[start]

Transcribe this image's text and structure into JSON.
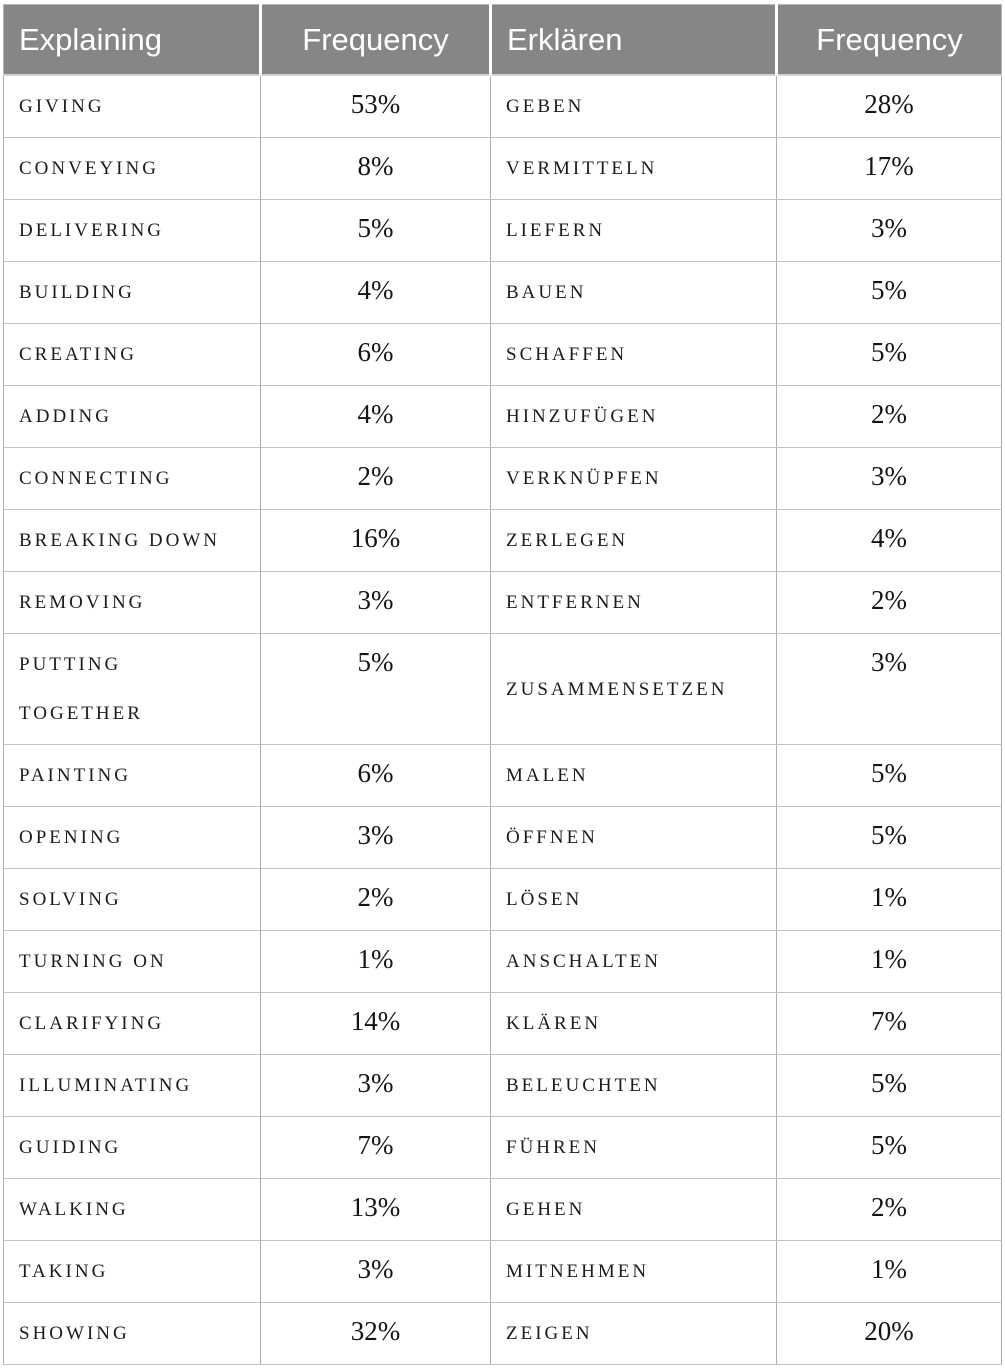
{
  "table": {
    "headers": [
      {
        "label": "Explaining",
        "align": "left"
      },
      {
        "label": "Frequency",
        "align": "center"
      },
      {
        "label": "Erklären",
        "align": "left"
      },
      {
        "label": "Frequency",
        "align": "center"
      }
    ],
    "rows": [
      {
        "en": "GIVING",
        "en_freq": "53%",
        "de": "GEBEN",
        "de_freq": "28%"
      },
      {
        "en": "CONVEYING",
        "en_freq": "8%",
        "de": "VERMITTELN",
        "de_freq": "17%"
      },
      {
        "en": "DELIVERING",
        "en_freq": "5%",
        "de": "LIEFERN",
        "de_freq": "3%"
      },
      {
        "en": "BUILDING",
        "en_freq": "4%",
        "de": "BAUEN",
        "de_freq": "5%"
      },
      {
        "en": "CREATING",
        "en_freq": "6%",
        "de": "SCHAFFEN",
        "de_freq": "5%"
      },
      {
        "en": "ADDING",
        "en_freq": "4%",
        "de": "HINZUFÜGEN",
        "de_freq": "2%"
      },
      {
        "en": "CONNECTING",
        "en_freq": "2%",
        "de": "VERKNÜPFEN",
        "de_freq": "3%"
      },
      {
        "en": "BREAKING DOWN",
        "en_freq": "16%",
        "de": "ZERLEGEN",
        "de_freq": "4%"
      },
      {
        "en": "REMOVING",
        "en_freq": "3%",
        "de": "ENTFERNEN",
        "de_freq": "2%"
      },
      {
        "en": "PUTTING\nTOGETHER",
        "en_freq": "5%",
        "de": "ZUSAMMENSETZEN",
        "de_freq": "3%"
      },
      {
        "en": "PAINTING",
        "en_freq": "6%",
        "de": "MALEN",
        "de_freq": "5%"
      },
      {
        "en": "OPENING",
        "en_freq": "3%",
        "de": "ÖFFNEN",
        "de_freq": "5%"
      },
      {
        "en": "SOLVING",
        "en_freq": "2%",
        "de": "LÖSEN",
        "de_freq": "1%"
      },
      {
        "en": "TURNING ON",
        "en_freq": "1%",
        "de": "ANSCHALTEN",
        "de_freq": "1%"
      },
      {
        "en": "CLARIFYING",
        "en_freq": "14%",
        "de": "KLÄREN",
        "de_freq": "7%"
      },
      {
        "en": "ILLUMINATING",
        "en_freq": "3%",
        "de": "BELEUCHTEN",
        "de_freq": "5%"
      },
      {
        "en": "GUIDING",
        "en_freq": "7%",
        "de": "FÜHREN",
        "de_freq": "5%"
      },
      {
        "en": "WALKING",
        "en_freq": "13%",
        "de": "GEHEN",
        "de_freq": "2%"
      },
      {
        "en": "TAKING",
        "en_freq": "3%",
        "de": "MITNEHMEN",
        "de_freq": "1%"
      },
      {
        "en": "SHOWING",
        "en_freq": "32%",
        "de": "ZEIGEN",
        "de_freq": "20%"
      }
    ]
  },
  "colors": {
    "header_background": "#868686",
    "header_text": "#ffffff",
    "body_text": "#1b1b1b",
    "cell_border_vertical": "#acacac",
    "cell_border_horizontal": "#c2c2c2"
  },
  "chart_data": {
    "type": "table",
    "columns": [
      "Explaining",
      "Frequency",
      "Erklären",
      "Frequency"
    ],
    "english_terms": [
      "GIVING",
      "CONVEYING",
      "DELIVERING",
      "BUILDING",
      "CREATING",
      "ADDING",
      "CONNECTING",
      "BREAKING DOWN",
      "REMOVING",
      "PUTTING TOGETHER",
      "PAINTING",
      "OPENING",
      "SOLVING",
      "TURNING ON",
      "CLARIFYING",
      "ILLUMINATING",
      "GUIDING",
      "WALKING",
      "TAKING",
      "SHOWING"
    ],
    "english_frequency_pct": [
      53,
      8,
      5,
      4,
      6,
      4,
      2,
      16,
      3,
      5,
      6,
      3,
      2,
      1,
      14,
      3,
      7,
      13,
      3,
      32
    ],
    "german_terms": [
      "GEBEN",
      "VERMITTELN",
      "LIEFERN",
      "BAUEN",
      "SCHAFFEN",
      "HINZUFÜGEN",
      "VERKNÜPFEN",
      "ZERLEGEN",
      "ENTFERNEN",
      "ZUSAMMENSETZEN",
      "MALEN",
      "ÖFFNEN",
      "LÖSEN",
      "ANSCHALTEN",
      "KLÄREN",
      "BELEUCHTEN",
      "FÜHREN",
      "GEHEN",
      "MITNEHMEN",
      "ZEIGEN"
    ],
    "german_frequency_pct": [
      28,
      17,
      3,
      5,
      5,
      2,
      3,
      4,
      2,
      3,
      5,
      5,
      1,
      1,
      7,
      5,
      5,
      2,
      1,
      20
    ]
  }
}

[end]

▶ **Your task**
Filter the entries and copy out every line with the word "label".

▶ **Complete answer**
        "label": "Explaining",
        "label": "Frequency",
        "label": "Erklären",
        "label": "Frequency",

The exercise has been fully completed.